> WHAT THIS TASK INVOLVES
Give the entries again exactly, every one of them.

(Entries with figure data)

──────────────────────────────

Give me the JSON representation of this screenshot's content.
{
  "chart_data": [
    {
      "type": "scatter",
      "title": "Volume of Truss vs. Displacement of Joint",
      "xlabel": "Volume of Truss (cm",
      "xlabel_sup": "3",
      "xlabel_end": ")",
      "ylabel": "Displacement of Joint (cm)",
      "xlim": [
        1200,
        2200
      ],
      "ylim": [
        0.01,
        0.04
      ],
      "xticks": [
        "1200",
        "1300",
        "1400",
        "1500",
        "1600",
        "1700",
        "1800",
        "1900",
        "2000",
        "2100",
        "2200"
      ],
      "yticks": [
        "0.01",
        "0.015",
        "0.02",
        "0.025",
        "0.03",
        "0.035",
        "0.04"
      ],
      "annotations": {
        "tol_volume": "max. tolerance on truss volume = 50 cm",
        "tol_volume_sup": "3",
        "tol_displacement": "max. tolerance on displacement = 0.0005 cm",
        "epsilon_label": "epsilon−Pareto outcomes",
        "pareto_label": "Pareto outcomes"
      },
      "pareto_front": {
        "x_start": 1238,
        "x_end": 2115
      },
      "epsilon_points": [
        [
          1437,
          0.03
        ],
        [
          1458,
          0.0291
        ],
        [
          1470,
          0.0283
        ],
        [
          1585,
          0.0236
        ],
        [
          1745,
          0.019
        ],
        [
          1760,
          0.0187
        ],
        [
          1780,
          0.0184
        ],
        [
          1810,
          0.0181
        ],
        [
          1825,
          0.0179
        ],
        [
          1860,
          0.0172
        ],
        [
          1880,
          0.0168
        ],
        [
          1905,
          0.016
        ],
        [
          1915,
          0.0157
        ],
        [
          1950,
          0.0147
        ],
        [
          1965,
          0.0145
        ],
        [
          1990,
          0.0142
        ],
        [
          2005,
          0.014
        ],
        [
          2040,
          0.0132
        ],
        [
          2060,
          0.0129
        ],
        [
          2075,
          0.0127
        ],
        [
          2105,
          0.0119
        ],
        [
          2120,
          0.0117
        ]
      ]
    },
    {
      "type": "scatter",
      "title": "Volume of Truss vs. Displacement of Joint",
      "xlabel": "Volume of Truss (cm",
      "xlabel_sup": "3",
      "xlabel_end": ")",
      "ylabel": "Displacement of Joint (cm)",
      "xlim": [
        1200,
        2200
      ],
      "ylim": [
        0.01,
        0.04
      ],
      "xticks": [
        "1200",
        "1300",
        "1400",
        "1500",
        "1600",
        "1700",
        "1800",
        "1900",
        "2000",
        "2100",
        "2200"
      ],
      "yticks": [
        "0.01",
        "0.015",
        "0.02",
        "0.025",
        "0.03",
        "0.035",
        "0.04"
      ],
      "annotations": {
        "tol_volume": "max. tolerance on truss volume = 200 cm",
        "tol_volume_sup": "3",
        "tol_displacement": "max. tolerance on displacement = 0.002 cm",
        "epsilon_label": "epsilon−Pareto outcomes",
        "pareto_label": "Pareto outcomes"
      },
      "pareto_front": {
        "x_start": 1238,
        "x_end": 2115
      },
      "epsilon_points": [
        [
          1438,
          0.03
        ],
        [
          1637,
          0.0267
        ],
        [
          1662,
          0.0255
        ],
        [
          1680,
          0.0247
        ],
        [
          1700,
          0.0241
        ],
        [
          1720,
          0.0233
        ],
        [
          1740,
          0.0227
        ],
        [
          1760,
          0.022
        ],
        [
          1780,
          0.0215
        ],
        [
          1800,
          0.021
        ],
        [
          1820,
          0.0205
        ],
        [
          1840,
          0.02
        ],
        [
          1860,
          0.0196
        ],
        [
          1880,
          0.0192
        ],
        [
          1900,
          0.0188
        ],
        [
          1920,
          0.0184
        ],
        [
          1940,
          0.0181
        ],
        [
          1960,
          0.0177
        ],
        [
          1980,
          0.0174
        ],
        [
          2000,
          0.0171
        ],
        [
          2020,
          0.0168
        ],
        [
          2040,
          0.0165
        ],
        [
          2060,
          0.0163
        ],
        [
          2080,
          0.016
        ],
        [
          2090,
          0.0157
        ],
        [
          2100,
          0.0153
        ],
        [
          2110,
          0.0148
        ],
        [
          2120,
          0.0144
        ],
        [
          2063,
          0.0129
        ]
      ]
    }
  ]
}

──────────────────────────────

> FULL ANSWER
Give me the JSON representation of this screenshot's content.
{
  "chart_data": [
    {
      "type": "scatter",
      "title": "Volume of Truss vs. Displacement of Joint",
      "xlabel": "Volume of Truss (cm",
      "xlabel_sup": "3",
      "xlabel_end": ")",
      "ylabel": "Displacement of Joint (cm)",
      "xlim": [
        1200,
        2200
      ],
      "ylim": [
        0.01,
        0.04
      ],
      "xticks": [
        "1200",
        "1300",
        "1400",
        "1500",
        "1600",
        "1700",
        "1800",
        "1900",
        "2000",
        "2100",
        "2200"
      ],
      "yticks": [
        "0.01",
        "0.015",
        "0.02",
        "0.025",
        "0.03",
        "0.035",
        "0.04"
      ],
      "annotations": {
        "tol_volume": "max. tolerance on truss volume = 50 cm",
        "tol_volume_sup": "3",
        "tol_displacement": "max. tolerance on displacement = 0.0005 cm",
        "epsilon_label": "epsilon−Pareto outcomes",
        "pareto_label": "Pareto outcomes"
      },
      "pareto_front": {
        "x_start": 1238,
        "x_end": 2115
      },
      "epsilon_points": [
        [
          1437,
          0.03
        ],
        [
          1458,
          0.0291
        ],
        [
          1470,
          0.0283
        ],
        [
          1585,
          0.0236
        ],
        [
          1745,
          0.019
        ],
        [
          1760,
          0.0187
        ],
        [
          1780,
          0.0184
        ],
        [
          1810,
          0.0181
        ],
        [
          1825,
          0.0179
        ],
        [
          1860,
          0.0172
        ],
        [
          1880,
          0.0168
        ],
        [
          1905,
          0.016
        ],
        [
          1915,
          0.0157
        ],
        [
          1950,
          0.0147
        ],
        [
          1965,
          0.0145
        ],
        [
          1990,
          0.0142
        ],
        [
          2005,
          0.014
        ],
        [
          2040,
          0.0132
        ],
        [
          2060,
          0.0129
        ],
        [
          2075,
          0.0127
        ],
        [
          2105,
          0.0119
        ],
        [
          2120,
          0.0117
        ]
      ]
    },
    {
      "type": "scatter",
      "title": "Volume of Truss vs. Displacement of Joint",
      "xlabel": "Volume of Truss (cm",
      "xlabel_sup": "3",
      "xlabel_end": ")",
      "ylabel": "Displacement of Joint (cm)",
      "xlim": [
        1200,
        2200
      ],
      "ylim": [
        0.01,
        0.04
      ],
      "xticks": [
        "1200",
        "1300",
        "1400",
        "1500",
        "1600",
        "1700",
        "1800",
        "1900",
        "2000",
        "2100",
        "2200"
      ],
      "yticks": [
        "0.01",
        "0.015",
        "0.02",
        "0.025",
        "0.03",
        "0.035",
        "0.04"
      ],
      "annotations": {
        "tol_volume": "max. tolerance on truss volume = 200 cm",
        "tol_volume_sup": "3",
        "tol_displacement": "max. tolerance on displacement = 0.002 cm",
        "epsilon_label": "epsilon−Pareto outcomes",
        "pareto_label": "Pareto outcomes"
      },
      "pareto_front": {
        "x_start": 1238,
        "x_end": 2115
      },
      "epsilon_points": [
        [
          1438,
          0.03
        ],
        [
          1637,
          0.0267
        ],
        [
          1662,
          0.0255
        ],
        [
          1680,
          0.0247
        ],
        [
          1700,
          0.0241
        ],
        [
          1720,
          0.0233
        ],
        [
          1740,
          0.0227
        ],
        [
          1760,
          0.022
        ],
        [
          1780,
          0.0215
        ],
        [
          1800,
          0.021
        ],
        [
          1820,
          0.0205
        ],
        [
          1840,
          0.02
        ],
        [
          1860,
          0.0196
        ],
        [
          1880,
          0.0192
        ],
        [
          1900,
          0.0188
        ],
        [
          1920,
          0.0184
        ],
        [
          1940,
          0.0181
        ],
        [
          1960,
          0.0177
        ],
        [
          1980,
          0.0174
        ],
        [
          2000,
          0.0171
        ],
        [
          2020,
          0.0168
        ],
        [
          2040,
          0.0165
        ],
        [
          2060,
          0.0163
        ],
        [
          2080,
          0.016
        ],
        [
          2090,
          0.0157
        ],
        [
          2100,
          0.0153
        ],
        [
          2110,
          0.0148
        ],
        [
          2120,
          0.0144
        ],
        [
          2063,
          0.0129
        ]
      ]
    }
  ]
}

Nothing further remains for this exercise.